EXERCISE REQUIREMENTS.
In the data below, replace every "y-tick-label" with "y-axis-tick-label" and leave all other text unchanged. Omit the pictures from your answer.

(Spatial layout entries)
BEGIN
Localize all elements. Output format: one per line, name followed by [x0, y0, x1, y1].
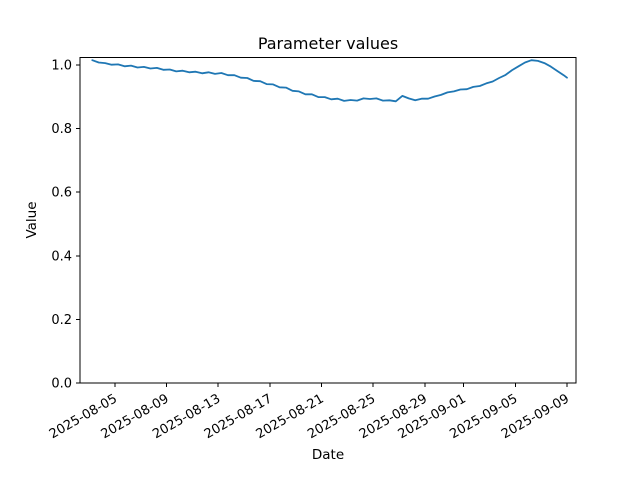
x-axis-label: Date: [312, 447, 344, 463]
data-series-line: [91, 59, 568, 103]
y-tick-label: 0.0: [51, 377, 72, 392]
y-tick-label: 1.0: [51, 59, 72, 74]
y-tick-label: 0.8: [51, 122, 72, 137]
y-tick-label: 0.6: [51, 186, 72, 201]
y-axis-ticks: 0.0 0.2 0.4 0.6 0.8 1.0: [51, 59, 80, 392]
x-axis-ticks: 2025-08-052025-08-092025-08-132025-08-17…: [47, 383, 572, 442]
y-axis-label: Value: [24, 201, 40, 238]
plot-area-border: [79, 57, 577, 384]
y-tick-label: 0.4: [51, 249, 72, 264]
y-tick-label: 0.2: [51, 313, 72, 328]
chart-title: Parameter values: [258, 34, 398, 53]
END
RESULT OF THE TASK.
Localize all elements. Output format: one per line, name followed by [x0, y0, x1, y1].
x-axis-label: Date: [312, 447, 344, 463]
data-series-line: [91, 59, 568, 103]
y-axis-tick-label: 0.0: [51, 377, 72, 392]
y-axis-tick-label: 1.0: [51, 59, 72, 74]
y-axis-tick-label: 0.8: [51, 122, 72, 137]
y-axis-tick-label: 0.6: [51, 186, 72, 201]
y-axis-ticks: 0.0 0.2 0.4 0.6 0.8 1.0: [51, 59, 80, 392]
x-axis-ticks: 2025-08-052025-08-092025-08-132025-08-17…: [47, 383, 572, 442]
y-axis-label: Value: [24, 201, 40, 238]
plot-area-border: [79, 57, 577, 384]
y-axis-tick-label: 0.4: [51, 249, 72, 264]
y-axis-tick-label: 0.2: [51, 313, 72, 328]
chart-title: Parameter values: [258, 34, 398, 53]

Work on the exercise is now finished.